*GIVEN REQUEST*. Copy all lines that contain the word "الطعام".

● ● ● ●

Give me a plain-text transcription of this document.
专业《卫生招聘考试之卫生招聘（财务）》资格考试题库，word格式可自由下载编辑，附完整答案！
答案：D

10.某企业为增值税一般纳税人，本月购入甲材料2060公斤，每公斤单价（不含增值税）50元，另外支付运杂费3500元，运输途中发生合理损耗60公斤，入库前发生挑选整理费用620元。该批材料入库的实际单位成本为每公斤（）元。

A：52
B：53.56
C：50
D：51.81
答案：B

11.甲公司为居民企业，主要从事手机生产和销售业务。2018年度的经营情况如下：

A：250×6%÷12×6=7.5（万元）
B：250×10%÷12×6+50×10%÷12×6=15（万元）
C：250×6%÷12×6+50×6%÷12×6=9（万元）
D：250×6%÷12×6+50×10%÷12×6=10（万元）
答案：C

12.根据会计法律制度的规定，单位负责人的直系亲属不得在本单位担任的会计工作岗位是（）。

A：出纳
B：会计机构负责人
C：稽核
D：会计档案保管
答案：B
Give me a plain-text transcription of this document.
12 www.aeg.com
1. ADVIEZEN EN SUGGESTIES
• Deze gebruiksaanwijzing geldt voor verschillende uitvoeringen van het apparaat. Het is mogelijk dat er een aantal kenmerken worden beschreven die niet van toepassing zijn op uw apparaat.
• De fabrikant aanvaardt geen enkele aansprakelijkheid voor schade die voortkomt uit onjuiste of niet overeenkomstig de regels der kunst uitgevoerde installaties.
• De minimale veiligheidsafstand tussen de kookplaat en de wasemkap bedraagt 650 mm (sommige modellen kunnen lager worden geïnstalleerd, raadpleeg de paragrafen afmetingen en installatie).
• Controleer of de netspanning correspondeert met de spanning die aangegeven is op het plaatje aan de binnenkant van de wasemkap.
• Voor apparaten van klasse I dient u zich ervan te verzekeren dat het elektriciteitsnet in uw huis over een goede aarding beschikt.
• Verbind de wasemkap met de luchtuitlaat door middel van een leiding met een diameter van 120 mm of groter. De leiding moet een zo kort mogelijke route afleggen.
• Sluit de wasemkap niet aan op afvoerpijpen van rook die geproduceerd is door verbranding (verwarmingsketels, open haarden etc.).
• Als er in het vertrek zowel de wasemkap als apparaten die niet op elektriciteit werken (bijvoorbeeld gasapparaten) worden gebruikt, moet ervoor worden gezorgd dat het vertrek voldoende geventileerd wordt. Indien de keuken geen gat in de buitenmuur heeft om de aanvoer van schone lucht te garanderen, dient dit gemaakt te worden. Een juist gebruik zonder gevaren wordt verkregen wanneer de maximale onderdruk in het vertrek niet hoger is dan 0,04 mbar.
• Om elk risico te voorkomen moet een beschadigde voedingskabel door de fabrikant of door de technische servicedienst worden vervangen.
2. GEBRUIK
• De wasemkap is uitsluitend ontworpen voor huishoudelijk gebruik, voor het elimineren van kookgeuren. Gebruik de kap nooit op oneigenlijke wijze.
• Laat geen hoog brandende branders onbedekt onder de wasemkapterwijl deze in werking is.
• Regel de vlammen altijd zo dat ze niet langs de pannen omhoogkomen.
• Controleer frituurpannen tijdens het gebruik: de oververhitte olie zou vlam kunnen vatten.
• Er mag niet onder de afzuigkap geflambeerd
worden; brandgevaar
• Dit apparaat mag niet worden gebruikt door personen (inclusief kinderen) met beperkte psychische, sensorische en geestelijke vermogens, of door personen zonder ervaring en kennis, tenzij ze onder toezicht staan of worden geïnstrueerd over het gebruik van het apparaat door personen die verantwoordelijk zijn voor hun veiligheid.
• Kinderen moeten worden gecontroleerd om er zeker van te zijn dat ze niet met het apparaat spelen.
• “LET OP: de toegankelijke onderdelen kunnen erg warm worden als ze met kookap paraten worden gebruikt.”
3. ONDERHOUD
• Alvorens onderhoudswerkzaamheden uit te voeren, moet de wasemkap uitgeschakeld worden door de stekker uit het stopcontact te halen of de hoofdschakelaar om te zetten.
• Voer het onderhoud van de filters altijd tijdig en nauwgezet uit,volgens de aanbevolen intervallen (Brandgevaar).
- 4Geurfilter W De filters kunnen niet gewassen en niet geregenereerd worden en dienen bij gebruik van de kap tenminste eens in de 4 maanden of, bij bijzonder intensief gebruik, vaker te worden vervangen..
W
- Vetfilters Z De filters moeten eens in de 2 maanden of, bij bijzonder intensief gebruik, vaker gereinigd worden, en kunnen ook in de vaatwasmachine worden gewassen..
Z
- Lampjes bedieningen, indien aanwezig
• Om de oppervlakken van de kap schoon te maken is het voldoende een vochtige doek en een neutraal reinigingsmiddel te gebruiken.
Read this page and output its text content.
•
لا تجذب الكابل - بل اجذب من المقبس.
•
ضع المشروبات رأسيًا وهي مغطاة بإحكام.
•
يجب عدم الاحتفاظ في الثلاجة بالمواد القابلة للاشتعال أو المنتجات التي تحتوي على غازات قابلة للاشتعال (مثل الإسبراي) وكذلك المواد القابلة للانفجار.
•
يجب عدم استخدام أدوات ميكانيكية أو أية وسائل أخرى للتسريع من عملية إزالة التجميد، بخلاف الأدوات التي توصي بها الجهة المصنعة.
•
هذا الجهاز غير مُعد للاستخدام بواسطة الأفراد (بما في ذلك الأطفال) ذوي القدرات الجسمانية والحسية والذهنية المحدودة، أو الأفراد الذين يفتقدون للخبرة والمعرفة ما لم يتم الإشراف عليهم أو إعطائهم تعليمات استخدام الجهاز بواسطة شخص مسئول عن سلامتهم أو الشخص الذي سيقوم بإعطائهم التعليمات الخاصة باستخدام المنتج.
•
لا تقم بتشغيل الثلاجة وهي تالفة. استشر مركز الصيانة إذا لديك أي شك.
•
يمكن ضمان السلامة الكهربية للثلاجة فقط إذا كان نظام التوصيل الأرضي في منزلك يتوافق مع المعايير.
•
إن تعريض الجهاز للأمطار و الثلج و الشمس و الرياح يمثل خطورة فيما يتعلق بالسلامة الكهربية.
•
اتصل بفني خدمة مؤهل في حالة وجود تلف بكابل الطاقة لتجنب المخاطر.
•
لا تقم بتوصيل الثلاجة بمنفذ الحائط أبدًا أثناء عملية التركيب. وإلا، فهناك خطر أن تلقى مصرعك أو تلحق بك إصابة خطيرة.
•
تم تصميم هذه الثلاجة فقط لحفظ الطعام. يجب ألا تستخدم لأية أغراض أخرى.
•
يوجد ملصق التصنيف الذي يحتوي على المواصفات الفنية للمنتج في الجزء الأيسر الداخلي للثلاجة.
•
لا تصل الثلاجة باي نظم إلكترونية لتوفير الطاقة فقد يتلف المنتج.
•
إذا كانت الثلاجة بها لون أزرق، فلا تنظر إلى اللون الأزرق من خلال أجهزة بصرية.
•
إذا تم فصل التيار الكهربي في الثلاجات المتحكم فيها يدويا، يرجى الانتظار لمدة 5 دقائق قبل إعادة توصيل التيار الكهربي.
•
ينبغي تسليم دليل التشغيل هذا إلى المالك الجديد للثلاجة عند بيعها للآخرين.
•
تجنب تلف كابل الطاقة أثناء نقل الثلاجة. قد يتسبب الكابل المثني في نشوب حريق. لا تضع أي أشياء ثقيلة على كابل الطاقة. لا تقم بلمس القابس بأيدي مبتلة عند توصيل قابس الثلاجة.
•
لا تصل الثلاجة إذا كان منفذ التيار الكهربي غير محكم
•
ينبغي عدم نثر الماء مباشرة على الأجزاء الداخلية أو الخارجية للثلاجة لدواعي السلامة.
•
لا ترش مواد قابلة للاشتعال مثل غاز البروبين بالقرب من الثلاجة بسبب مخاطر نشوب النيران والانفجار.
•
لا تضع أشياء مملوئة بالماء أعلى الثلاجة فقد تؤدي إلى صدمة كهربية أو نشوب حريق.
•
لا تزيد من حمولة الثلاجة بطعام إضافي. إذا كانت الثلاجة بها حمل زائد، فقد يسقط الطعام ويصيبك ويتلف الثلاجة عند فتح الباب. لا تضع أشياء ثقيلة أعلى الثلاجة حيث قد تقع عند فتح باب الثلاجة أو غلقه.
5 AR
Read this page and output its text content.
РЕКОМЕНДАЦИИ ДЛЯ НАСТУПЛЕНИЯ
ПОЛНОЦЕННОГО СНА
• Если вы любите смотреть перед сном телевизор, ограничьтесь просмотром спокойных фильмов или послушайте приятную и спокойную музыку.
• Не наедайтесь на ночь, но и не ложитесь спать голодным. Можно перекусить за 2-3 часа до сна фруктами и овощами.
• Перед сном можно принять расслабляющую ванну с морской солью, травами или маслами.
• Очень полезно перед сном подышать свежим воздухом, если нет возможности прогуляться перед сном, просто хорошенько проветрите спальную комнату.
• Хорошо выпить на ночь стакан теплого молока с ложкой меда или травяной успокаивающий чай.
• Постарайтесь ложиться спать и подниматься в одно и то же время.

● ● ● ●

*EXERCISE ANSWER*.
تم تصميم هذه الثلاجة فقط لحفظ الطعام. يجب ألا تستخدم لأية أغراض أخرى.
لا تزيد من حمولة الثلاجة بطعام إضافي. إذا كانت الثلاجة بها حمل زائد، فقد يسقط الطعام ويصيبك ويتلف الثلاجة عند فتح الباب. لا تضع أشياء ثقيلة أعلى الثلاجة حيث قد تقع عند فتح باب الثلاجة أو غلقه.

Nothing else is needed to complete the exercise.